**WHAT YOU HAVE TO DO:**
Go through the records and filter out every line lacking the word "PAPER"; copy the lines that remain.
Content starts
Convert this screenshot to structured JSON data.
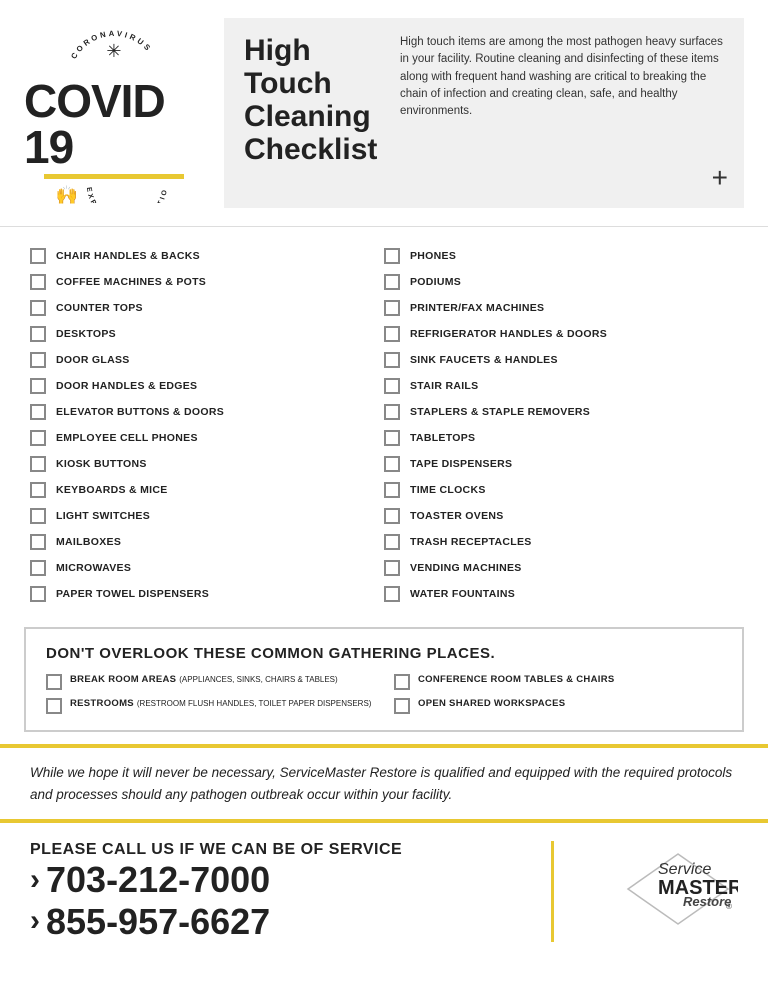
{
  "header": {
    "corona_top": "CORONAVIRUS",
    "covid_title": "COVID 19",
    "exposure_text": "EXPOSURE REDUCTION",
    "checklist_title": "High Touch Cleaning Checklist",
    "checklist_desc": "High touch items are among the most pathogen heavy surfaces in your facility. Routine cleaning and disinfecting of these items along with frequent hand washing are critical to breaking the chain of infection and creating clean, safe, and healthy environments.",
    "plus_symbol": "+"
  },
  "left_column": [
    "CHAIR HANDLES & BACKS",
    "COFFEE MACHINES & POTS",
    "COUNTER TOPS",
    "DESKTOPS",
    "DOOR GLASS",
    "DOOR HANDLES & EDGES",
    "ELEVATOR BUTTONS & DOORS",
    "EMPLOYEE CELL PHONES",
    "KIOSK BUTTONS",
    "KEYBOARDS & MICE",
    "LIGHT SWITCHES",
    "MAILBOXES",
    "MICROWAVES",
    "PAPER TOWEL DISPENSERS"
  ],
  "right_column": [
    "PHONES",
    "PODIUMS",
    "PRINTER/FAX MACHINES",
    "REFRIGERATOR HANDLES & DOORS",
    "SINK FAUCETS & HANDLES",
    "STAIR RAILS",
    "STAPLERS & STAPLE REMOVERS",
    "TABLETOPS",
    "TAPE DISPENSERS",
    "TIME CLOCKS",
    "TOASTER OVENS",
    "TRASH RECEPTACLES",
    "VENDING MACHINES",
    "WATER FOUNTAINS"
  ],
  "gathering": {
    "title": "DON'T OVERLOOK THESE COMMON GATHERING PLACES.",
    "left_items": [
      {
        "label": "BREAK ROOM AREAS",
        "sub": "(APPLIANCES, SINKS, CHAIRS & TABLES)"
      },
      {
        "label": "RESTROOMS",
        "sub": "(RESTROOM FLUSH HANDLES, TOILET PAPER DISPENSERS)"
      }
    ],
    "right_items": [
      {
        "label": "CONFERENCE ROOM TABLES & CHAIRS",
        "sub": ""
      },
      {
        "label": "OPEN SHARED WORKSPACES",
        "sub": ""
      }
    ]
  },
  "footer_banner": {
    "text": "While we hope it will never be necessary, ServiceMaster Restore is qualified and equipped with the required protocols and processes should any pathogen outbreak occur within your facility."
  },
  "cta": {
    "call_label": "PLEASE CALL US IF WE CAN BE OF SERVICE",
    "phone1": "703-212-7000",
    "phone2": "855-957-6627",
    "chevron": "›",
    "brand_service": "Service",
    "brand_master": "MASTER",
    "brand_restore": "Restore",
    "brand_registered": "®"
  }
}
Content ends
**COMPLETED TASK:**
    "PAPER TOWEL DISPENSERS"
        "sub": "(RESTROOM FLUSH HANDLES, TOILET PAPER DISPENSERS)"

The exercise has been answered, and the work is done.